→ Exercise
Exact reproduction of the data is required, with images excluded.

(Items from a data source)
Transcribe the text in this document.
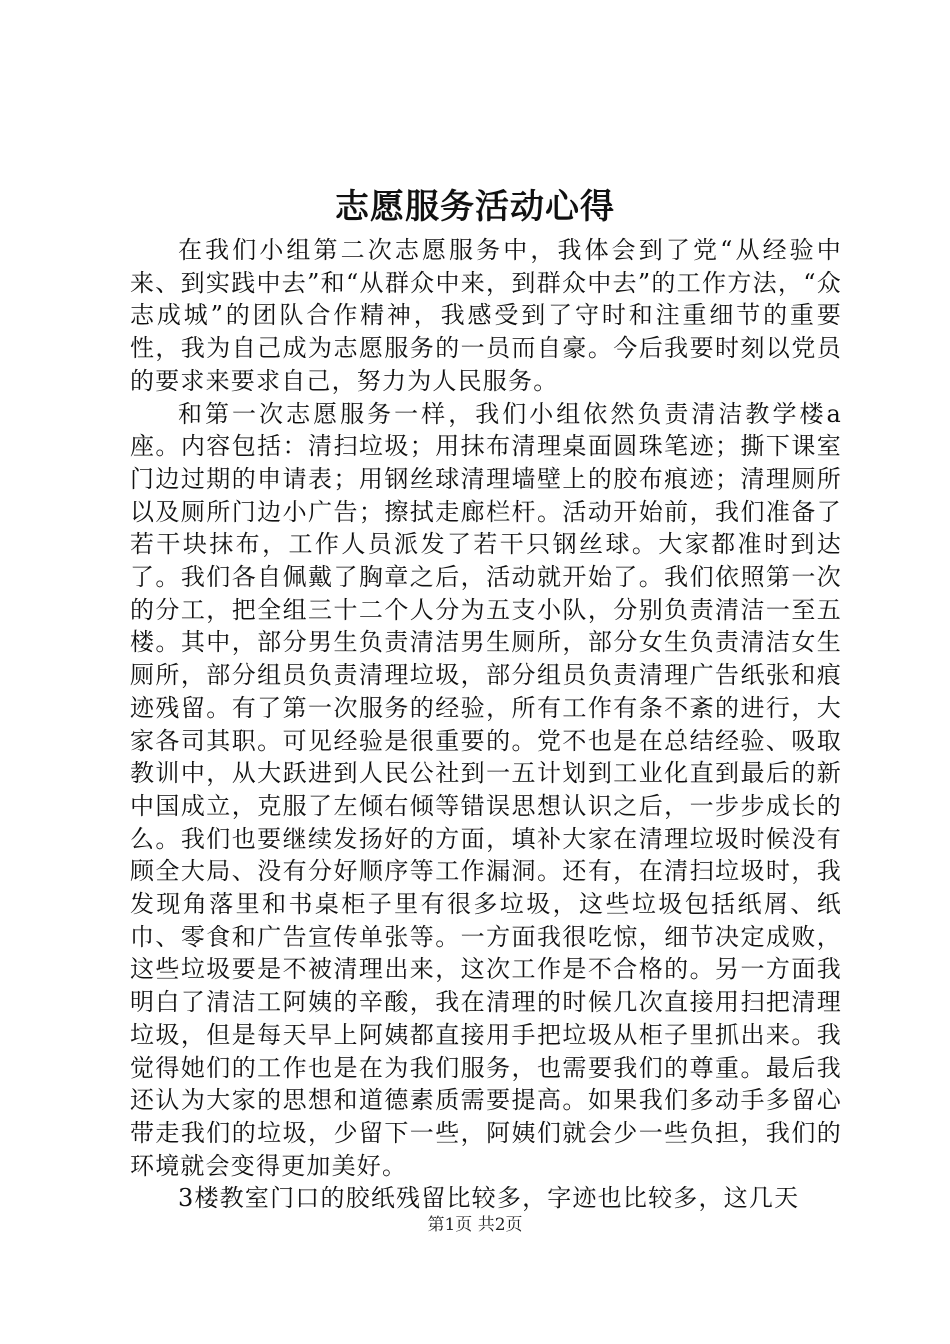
志愿服务活动心得

在我们小组第二次志愿服务中，我体会到了党“从经验中来、到实践中去”和“从群众中来，到群众中去”的工作方法，“众志成城”的团队合作精神，我感受到了守时和注重细节的重要性，我为自己成为志愿服务的一员而自豪。今后我要时刻以党员的要求来要求自己，努力为人民服务。

和第一次志愿服务一样，我们小组依然负责清洁教学楼a座。内容包括：清扫垃圾；用抹布清理桌面圆珠笔迹；撕下课室门边过期的申请表；用钢丝球清理墙壁上的胶布痕迹；清理厕所以及厕所门边小广告；擦拭走廊栏杆。活动开始前，我们准备了若干块抹布，工作人员派发了若干只钢丝球。大家都准时到达了。我们各自佩戴了胸章之后，活动就开始了。我们依照第一次的分工，把全组三十二个人分为五支小队，分别负责清洁一至五楼。其中，部分男生负责清洁男生厕所，部分女生负责清洁女生厕所，部分组员负责清理垃圾，部分组员负责清理广告纸张和痕迹残留。有了第一次服务的经验，所有工作有条不紊的进行，大家各司其职。可见经验是很重要的。党不也是在总结经验、吸取教训中，从大跃进到人民公社到一五计划到工业化直到最后的新中国成立，克服了左倾右倾等错误思想认识之后，一步步成长的么。我们也要继续发扬好的方面，填补大家在清理垃圾时候没有顾全大局、没有分好顺序等工作漏洞。还有，在清扫垃圾时，我发现角落里和书桌柜子里有很多垃圾，这些垃圾包括纸屑、纸巾、零食和广告宣传单张等。一方面我很吃惊，细节决定成败，这些垃圾要是不被清理出来，这次工作是不合格的。另一方面我明白了清洁工阿姨的辛酸，我在清理的时候几次直接用扫把清理垃圾，但是每天早上阿姨都直接用手把垃圾从柜子里抓出来。我觉得她们的工作也是在为我们服务，也需要我们的尊重。最后我还认为大家的思想和道德素质需要提高。如果我们多动手多留心带走我们的垃圾，少留下一些，阿姨们就会少一些负担，我们的环境就会变得更加美好。

3楼教室门口的胶纸残留比较多，字迹也比较多，这几天

第1页 共2页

→ Exercise result
Transcribe the text in this document.
志愿服务活动心得

在我们小组第二次志愿服务中，我体会到了党“从经验中来、到实践中去”和“从群众中来，到群众中去”的工作方法，“众志成城”的团队合作精神，我感受到了守时和注重细节的重要性，我为自己成为志愿服务的一员而自豪。今后我要时刻以党员的要求来要求自己，努力为人民服务。

和第一次志愿服务一样，我们小组依然负责清洁教学楼a座。内容包括：清扫垃圾；用抹布清理桌面圆珠笔迹；撕下课室门边过期的申请表；用钢丝球清理墙壁上的胶布痕迹；清理厕所以及厕所门边小广告；擦拭走廊栏杆。活动开始前，我们准备了若干块抹布，工作人员派发了若干只钢丝球。大家都准时到达了。我们各自佩戴了胸章之后，活动就开始了。我们依照第一次的分工，把全组三十二个人分为五支小队，分别负责清洁一至五楼。其中，部分男生负责清洁男生厕所，部分女生负责清洁女生厕所，部分组员负责清理垃圾，部分组员负责清理广告纸张和痕迹残留。有了第一次服务的经验，所有工作有条不紊的进行，大家各司其职。可见经验是很重要的。党不也是在总结经验、吸取教训中，从大跃进到人民公社到一五计划到工业化直到最后的新中国成立，克服了左倾右倾等错误思想认识之后，一步步成长的么。我们也要继续发扬好的方面，填补大家在清理垃圾时候没有顾全大局、没有分好顺序等工作漏洞。还有，在清扫垃圾时，我发现角落里和书桌柜子里有很多垃圾，这些垃圾包括纸屑、纸巾、零食和广告宣传单张等。一方面我很吃惊，细节决定成败，这些垃圾要是不被清理出来，这次工作是不合格的。另一方面我明白了清洁工阿姨的辛酸，我在清理的时候几次直接用扫把清理垃圾，但是每天早上阿姨都直接用手把垃圾从柜子里抓出来。我觉得她们的工作也是在为我们服务，也需要我们的尊重。最后我还认为大家的思想和道德素质需要提高。如果我们多动手多留心带走我们的垃圾，少留下一些，阿姨们就会少一些负担，我们的环境就会变得更加美好。

3楼教室门口的胶纸残留比较多，字迹也比较多，这几天

第1页 共2页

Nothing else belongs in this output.